- STATED EXERCISE:
From the records below, extract all the text exactly and leave the images behind.

- Dataset rows about figures:
——

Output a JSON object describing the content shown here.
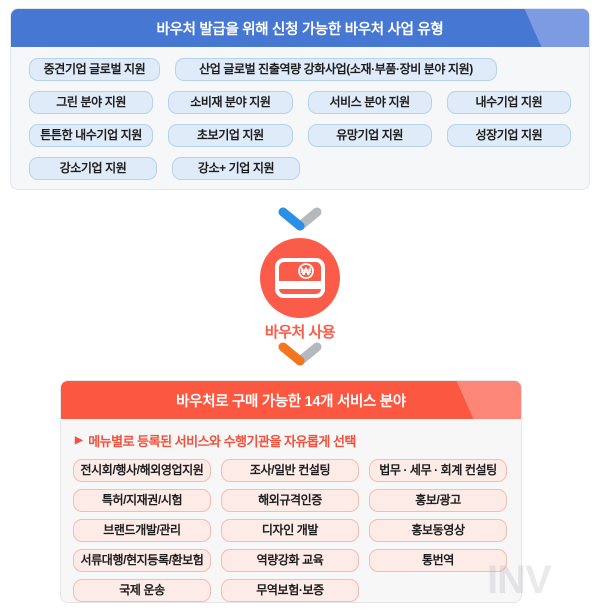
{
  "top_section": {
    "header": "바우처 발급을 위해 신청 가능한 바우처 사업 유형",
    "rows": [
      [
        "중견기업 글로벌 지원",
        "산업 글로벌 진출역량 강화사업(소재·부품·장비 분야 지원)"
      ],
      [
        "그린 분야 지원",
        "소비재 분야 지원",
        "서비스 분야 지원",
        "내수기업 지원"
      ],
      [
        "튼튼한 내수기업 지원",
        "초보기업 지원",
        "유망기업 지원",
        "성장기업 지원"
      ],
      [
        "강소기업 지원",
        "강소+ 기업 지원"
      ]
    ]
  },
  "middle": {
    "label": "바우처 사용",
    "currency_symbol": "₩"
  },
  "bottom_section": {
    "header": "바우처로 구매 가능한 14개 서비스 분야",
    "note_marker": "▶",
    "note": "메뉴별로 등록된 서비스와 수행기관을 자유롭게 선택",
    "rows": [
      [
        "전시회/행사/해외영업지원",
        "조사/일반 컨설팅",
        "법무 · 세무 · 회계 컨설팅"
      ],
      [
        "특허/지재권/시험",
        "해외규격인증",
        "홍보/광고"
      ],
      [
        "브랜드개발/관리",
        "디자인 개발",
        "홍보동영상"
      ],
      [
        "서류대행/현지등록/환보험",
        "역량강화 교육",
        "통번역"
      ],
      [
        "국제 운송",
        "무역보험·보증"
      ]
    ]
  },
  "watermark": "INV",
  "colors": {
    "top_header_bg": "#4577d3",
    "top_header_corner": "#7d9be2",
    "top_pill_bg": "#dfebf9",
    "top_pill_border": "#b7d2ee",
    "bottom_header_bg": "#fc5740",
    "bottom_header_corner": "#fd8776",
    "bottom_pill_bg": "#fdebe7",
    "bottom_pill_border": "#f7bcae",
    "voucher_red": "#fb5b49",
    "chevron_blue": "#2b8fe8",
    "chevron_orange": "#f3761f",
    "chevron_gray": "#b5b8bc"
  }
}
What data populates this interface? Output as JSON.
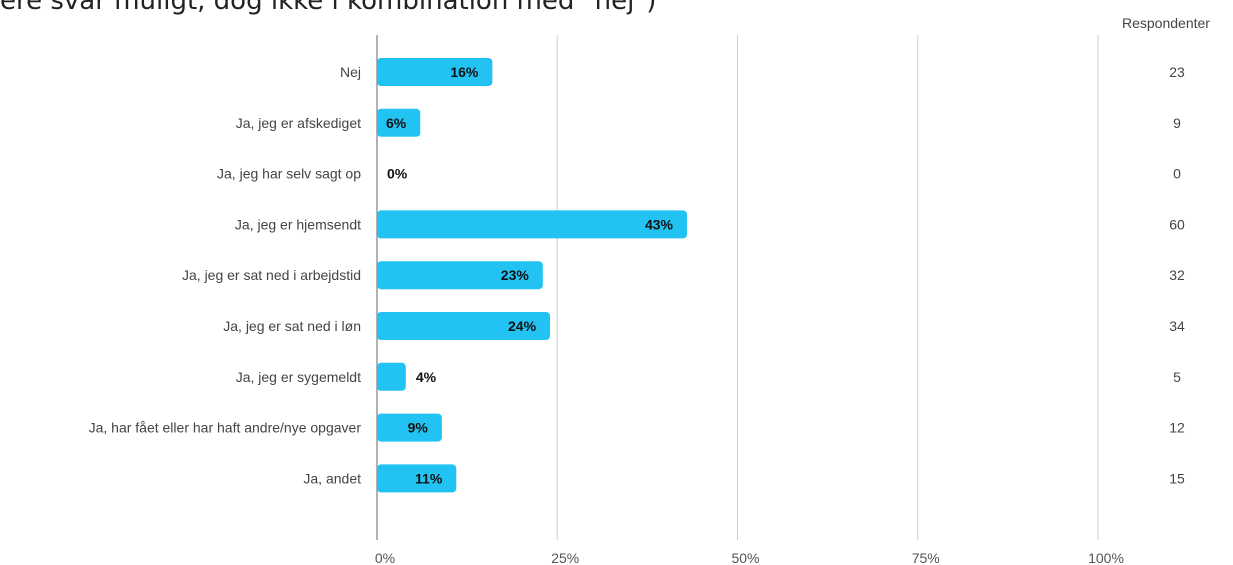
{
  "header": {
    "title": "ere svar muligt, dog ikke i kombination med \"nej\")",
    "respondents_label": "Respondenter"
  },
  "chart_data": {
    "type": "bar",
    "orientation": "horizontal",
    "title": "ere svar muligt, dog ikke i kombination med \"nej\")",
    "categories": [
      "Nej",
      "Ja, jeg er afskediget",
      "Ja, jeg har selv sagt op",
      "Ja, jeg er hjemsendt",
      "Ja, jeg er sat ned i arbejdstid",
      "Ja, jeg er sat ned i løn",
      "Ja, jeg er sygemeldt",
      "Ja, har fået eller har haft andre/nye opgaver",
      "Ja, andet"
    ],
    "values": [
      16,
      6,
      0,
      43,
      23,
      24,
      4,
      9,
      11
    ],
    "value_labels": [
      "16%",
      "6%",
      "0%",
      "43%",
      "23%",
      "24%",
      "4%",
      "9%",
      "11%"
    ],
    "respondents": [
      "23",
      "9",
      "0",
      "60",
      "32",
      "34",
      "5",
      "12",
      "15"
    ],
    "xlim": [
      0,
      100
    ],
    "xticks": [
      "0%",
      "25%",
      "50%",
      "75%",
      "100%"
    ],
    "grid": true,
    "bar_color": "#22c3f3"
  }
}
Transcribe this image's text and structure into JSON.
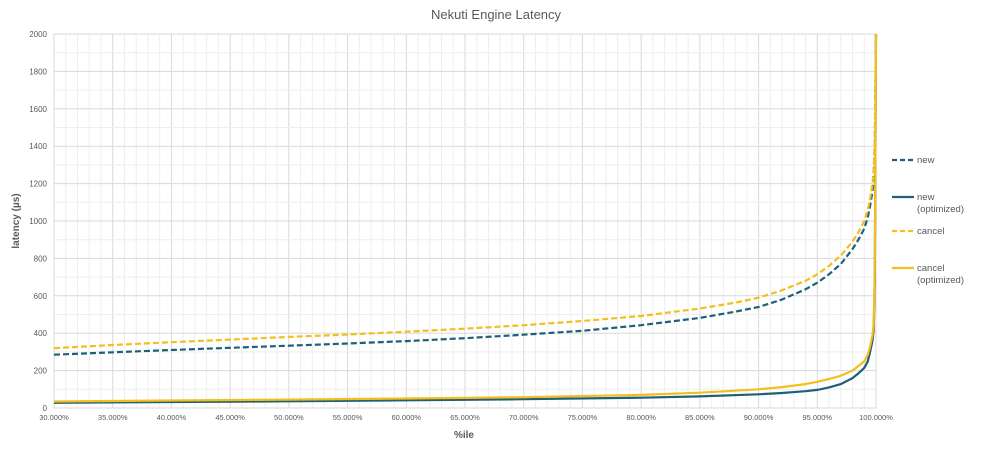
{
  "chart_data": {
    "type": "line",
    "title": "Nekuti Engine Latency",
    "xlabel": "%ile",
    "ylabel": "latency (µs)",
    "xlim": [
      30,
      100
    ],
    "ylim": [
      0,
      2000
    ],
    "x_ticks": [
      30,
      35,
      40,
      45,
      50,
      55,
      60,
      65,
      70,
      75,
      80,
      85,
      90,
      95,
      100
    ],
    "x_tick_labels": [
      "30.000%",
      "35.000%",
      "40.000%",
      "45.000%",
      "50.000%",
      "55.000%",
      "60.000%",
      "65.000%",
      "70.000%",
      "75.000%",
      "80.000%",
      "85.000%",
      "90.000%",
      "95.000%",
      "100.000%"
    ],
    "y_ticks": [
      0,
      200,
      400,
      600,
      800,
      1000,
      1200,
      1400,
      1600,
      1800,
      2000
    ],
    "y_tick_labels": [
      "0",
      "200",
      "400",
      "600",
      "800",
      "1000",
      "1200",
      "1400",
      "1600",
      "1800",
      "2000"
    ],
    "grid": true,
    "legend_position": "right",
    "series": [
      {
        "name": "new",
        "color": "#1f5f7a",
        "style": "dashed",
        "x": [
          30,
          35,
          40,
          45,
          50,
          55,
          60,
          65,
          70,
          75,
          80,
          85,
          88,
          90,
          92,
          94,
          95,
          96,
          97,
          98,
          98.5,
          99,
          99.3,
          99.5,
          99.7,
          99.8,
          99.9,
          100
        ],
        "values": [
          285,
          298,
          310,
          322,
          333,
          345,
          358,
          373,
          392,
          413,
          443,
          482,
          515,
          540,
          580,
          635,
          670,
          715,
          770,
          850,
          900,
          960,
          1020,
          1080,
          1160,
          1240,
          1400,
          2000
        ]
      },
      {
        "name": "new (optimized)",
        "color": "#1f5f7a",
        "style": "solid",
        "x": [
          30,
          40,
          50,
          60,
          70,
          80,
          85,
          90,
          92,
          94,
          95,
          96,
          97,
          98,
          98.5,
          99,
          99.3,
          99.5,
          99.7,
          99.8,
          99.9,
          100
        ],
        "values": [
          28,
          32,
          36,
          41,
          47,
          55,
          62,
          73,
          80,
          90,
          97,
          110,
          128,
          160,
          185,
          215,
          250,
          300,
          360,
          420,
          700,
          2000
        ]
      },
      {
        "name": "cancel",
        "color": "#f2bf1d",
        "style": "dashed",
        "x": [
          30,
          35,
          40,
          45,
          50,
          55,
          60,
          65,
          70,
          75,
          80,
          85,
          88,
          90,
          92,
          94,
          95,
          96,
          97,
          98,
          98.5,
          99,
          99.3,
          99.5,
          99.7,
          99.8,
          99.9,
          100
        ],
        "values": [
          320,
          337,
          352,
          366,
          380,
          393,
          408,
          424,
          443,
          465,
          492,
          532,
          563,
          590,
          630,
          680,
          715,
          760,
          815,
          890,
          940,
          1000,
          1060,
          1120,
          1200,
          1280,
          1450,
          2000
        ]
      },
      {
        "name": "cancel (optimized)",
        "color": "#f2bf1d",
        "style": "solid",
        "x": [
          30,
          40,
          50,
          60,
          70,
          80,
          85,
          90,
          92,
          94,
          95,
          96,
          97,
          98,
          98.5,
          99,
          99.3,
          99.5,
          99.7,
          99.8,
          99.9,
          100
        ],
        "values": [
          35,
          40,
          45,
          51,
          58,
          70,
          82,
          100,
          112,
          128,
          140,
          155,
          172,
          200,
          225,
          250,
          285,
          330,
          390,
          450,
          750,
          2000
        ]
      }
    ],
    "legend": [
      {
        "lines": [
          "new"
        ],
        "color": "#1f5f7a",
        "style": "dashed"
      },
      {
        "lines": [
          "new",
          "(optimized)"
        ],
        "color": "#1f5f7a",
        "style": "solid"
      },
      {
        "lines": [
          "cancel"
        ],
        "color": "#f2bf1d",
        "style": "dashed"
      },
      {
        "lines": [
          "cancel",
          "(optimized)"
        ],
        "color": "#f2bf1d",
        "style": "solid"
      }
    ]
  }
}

——

- FINISHED TASK:
Output a JSON object describing the content shown here.
{
  "top_section": {
    "header": "바우처 발급을 위해 신청 가능한 바우처 사업 유형",
    "rows": [
      [
        "중견기업 글로벌 지원",
        "산업 글로벌 진출역량 강화사업(소재·부품·장비 분야 지원)"
      ],
      [
        "그린 분야 지원",
        "소비재 분야 지원",
        "서비스 분야 지원",
        "내수기업 지원"
      ],
      [
        "튼튼한 내수기업 지원",
        "초보기업 지원",
        "유망기업 지원",
        "성장기업 지원"
      ],
      [
        "강소기업 지원",
        "강소+ 기업 지원"
      ]
    ]
  },
  "middle": {
    "label": "바우처 사용",
    "currency_symbol": "₩"
  },
  "bottom_section": {
    "header": "바우처로 구매 가능한 14개 서비스 분야",
    "note_marker": "▶",
    "note": "메뉴별로 등록된 서비스와 수행기관을 자유롭게 선택",
    "rows": [
      [
        "전시회/행사/해외영업지원",
        "조사/일반 컨설팅",
        "법무 · 세무 · 회계 컨설팅"
      ],
      [
        "특허/지재권/시험",
        "해외규격인증",
        "홍보/광고"
      ],
      [
        "브랜드개발/관리",
        "디자인 개발",
        "홍보동영상"
      ],
      [
        "서류대행/현지등록/환보험",
        "역량강화 교육",
        "통번역"
      ],
      [
        "국제 운송",
        "무역보험·보증"
      ]
    ]
  },
  "watermark": "INV",
  "colors": {
    "top_header_bg": "#4577d3",
    "top_header_corner": "#7d9be2",
    "top_pill_bg": "#dfebf9",
    "top_pill_border": "#b7d2ee",
    "bottom_header_bg": "#fc5740",
    "bottom_header_corner": "#fd8776",
    "bottom_pill_bg": "#fdebe7",
    "bottom_pill_border": "#f7bcae",
    "voucher_red": "#fb5b49",
    "chevron_blue": "#2b8fe8",
    "chevron_orange": "#f3761f",
    "chevron_gray": "#b5b8bc"
  }
}
What data populates this interface? Output as JSON.
{
  "header": {
    "title": "ere svar muligt, dog ikke i kombination med \"nej\")",
    "respondents_label": "Respondenter"
  },
  "chart_data": {
    "type": "bar",
    "orientation": "horizontal",
    "title": "ere svar muligt, dog ikke i kombination med \"nej\")",
    "categories": [
      "Nej",
      "Ja, jeg er afskediget",
      "Ja, jeg har selv sagt op",
      "Ja, jeg er hjemsendt",
      "Ja, jeg er sat ned i arbejdstid",
      "Ja, jeg er sat ned i løn",
      "Ja, jeg er sygemeldt",
      "Ja, har fået eller har haft andre/nye opgaver",
      "Ja, andet"
    ],
    "values": [
      16,
      6,
      0,
      43,
      23,
      24,
      4,
      9,
      11
    ],
    "value_labels": [
      "16%",
      "6%",
      "0%",
      "43%",
      "23%",
      "24%",
      "4%",
      "9%",
      "11%"
    ],
    "respondents": [
      "23",
      "9",
      "0",
      "60",
      "32",
      "34",
      "5",
      "12",
      "15"
    ],
    "xlim": [
      0,
      100
    ],
    "xticks": [
      "0%",
      "25%",
      "50%",
      "75%",
      "100%"
    ],
    "grid": true,
    "bar_color": "#22c3f3"
  }
}
Transcribe this image's text and structure into JSON.
{
  "chart_data": {
    "type": "line",
    "title": "Nekuti Engine Latency",
    "xlabel": "%ile",
    "ylabel": "latency (µs)",
    "xlim": [
      30,
      100
    ],
    "ylim": [
      0,
      2000
    ],
    "x_ticks": [
      30,
      35,
      40,
      45,
      50,
      55,
      60,
      65,
      70,
      75,
      80,
      85,
      90,
      95,
      100
    ],
    "x_tick_labels": [
      "30.000%",
      "35.000%",
      "40.000%",
      "45.000%",
      "50.000%",
      "55.000%",
      "60.000%",
      "65.000%",
      "70.000%",
      "75.000%",
      "80.000%",
      "85.000%",
      "90.000%",
      "95.000%",
      "100.000%"
    ],
    "y_ticks": [
      0,
      200,
      400,
      600,
      800,
      1000,
      1200,
      1400,
      1600,
      1800,
      2000
    ],
    "y_tick_labels": [
      "0",
      "200",
      "400",
      "600",
      "800",
      "1000",
      "1200",
      "1400",
      "1600",
      "1800",
      "2000"
    ],
    "grid": true,
    "legend_position": "right",
    "series": [
      {
        "name": "new",
        "color": "#1f5f7a",
        "style": "dashed",
        "x": [
          30,
          35,
          40,
          45,
          50,
          55,
          60,
          65,
          70,
          75,
          80,
          85,
          88,
          90,
          92,
          94,
          95,
          96,
          97,
          98,
          98.5,
          99,
          99.3,
          99.5,
          99.7,
          99.8,
          99.9,
          100
        ],
        "values": [
          285,
          298,
          310,
          322,
          333,
          345,
          358,
          373,
          392,
          413,
          443,
          482,
          515,
          540,
          580,
          635,
          670,
          715,
          770,
          850,
          900,
          960,
          1020,
          1080,
          1160,
          1240,
          1400,
          2000
        ]
      },
      {
        "name": "new (optimized)",
        "color": "#1f5f7a",
        "style": "solid",
        "x": [
          30,
          40,
          50,
          60,
          70,
          80,
          85,
          90,
          92,
          94,
          95,
          96,
          97,
          98,
          98.5,
          99,
          99.3,
          99.5,
          99.7,
          99.8,
          99.9,
          100
        ],
        "values": [
          28,
          32,
          36,
          41,
          47,
          55,
          62,
          73,
          80,
          90,
          97,
          110,
          128,
          160,
          185,
          215,
          250,
          300,
          360,
          420,
          700,
          2000
        ]
      },
      {
        "name": "cancel",
        "color": "#f2bf1d",
        "style": "dashed",
        "x": [
          30,
          35,
          40,
          45,
          50,
          55,
          60,
          65,
          70,
          75,
          80,
          85,
          88,
          90,
          92,
          94,
          95,
          96,
          97,
          98,
          98.5,
          99,
          99.3,
          99.5,
          99.7,
          99.8,
          99.9,
          100
        ],
        "values": [
          320,
          337,
          352,
          366,
          380,
          393,
          408,
          424,
          443,
          465,
          492,
          532,
          563,
          590,
          630,
          680,
          715,
          760,
          815,
          890,
          940,
          1000,
          1060,
          1120,
          1200,
          1280,
          1450,
          2000
        ]
      },
      {
        "name": "cancel (optimized)",
        "color": "#f2bf1d",
        "style": "solid",
        "x": [
          30,
          40,
          50,
          60,
          70,
          80,
          85,
          90,
          92,
          94,
          95,
          96,
          97,
          98,
          98.5,
          99,
          99.3,
          99.5,
          99.7,
          99.8,
          99.9,
          100
        ],
        "values": [
          35,
          40,
          45,
          51,
          58,
          70,
          82,
          100,
          112,
          128,
          140,
          155,
          172,
          200,
          225,
          250,
          285,
          330,
          390,
          450,
          750,
          2000
        ]
      }
    ],
    "legend": [
      {
        "lines": [
          "new"
        ],
        "color": "#1f5f7a",
        "style": "dashed"
      },
      {
        "lines": [
          "new",
          "(optimized)"
        ],
        "color": "#1f5f7a",
        "style": "solid"
      },
      {
        "lines": [
          "cancel"
        ],
        "color": "#f2bf1d",
        "style": "dashed"
      },
      {
        "lines": [
          "cancel",
          "(optimized)"
        ],
        "color": "#f2bf1d",
        "style": "solid"
      }
    ]
  }
}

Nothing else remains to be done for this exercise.